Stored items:
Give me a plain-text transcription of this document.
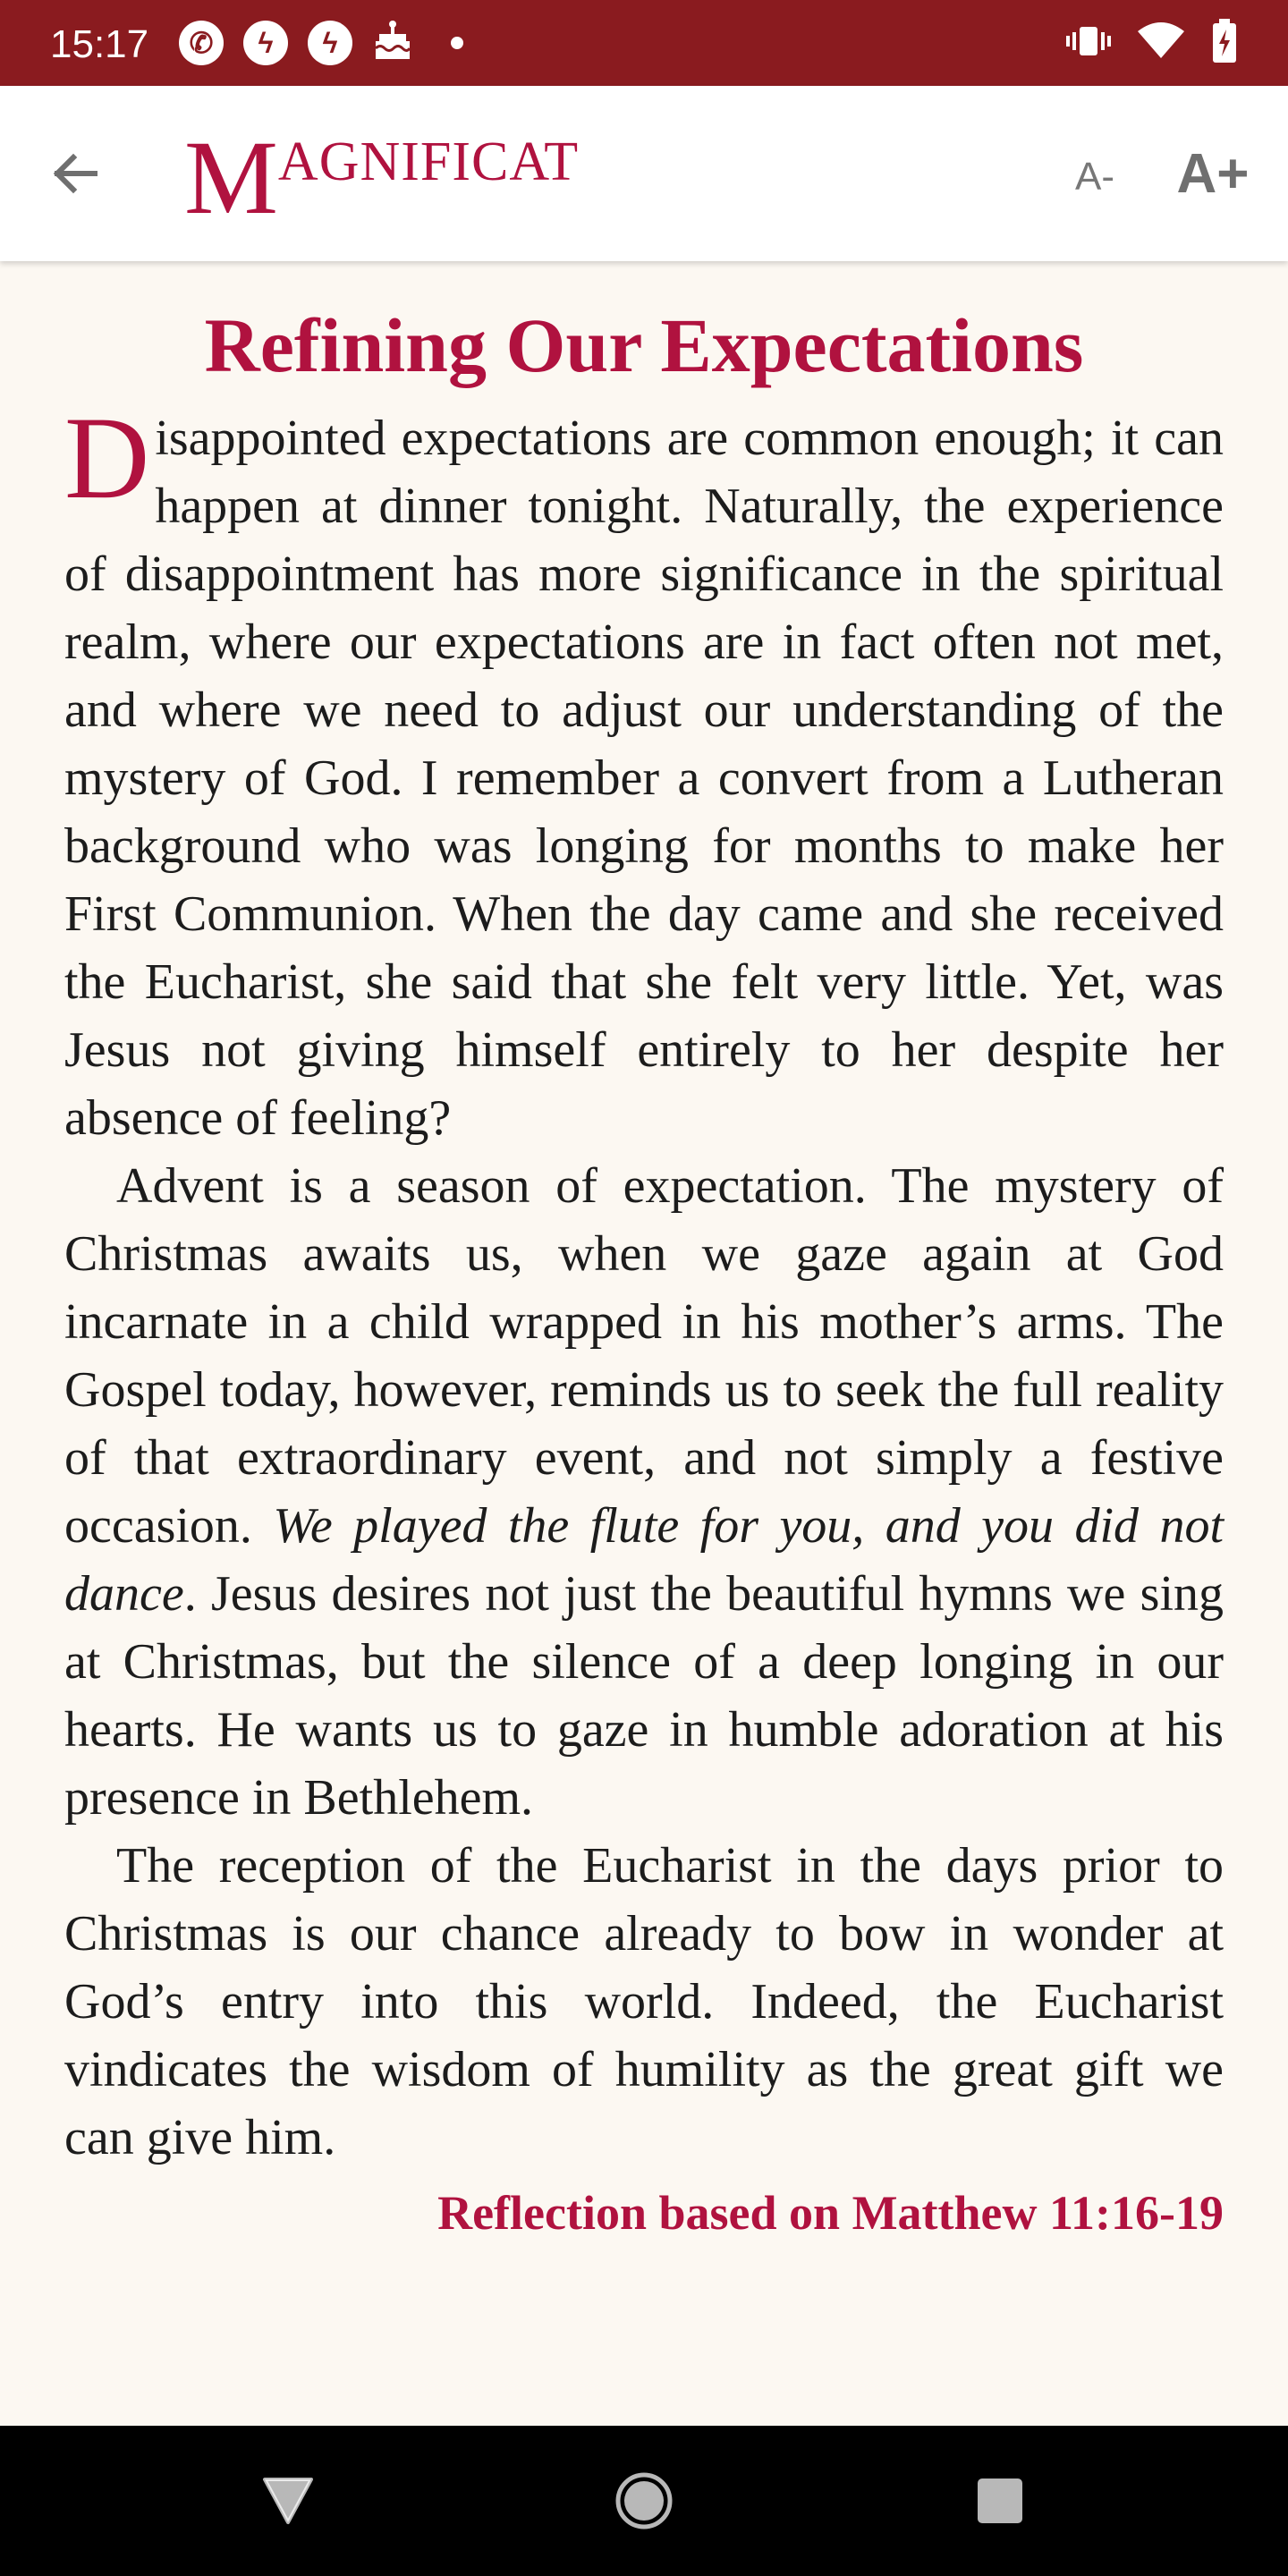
15:17	✆	ϟ	ϟ
MAGNIFICAT	A- A+
Refining Our Expectations

Disappointed expectations are common enough; it can happen at dinner tonight. Naturally, the experience of disappointment has more significance in the spiritual realm, where our expectations are in fact often not met, and where we need to adjust our understanding of the mystery of God. I remember a convert from a Lutheran background who was longing for months to make her First Communion. When the day came and she received the Eucharist, she said that she felt very little. Yet, was Jesus not giving himself entirely to her despite her absence of feeling?

Advent is a season of expectation. The mystery of Christmas awaits us, when we gaze again at God incarnate in a child wrapped in his mother’s arms. The Gospel today, however, reminds us to seek the full reality of that extraordinary event, and not simply a festive occasion. We played the flute for you, and you did not dance. Jesus desires not just the beautiful hymns we sing at Christmas, but the silence of a deep longing in our hearts. He wants us to gaze in humble adoration at his presence in Bethlehem.

The reception of the Eucharist in the days prior to Christmas is our chance already to bow in wonder at God’s entry into this world. Indeed, the Eucharist vindicates the wisdom of humility as the great gift we can give him.

Reflection based on Matthew 11:16-19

> Aim of the exercise: Pull out every line above that holds the word "Eucharist".

> Expected output:
Disappointed expectations are common enough; it can happen at dinner tonight. Naturally, the experience of disappointment has more significance in the spiritual realm, where our expectations are in fact often not met, and where we need to adjust our understanding of the mystery of God. I remember a convert from a Lutheran background who was longing for months to make her First Communion. When the day came and she received the Eucharist, she said that she felt very little. Yet, was Jesus not giving himself entirely to her despite her absence of feeling?
The reception of the Eucharist in the days prior to Christmas is our chance already to bow in wonder at God’s entry into this world. Indeed, the Eucharist vindicates the wisdom of humility as the great gift we can give him.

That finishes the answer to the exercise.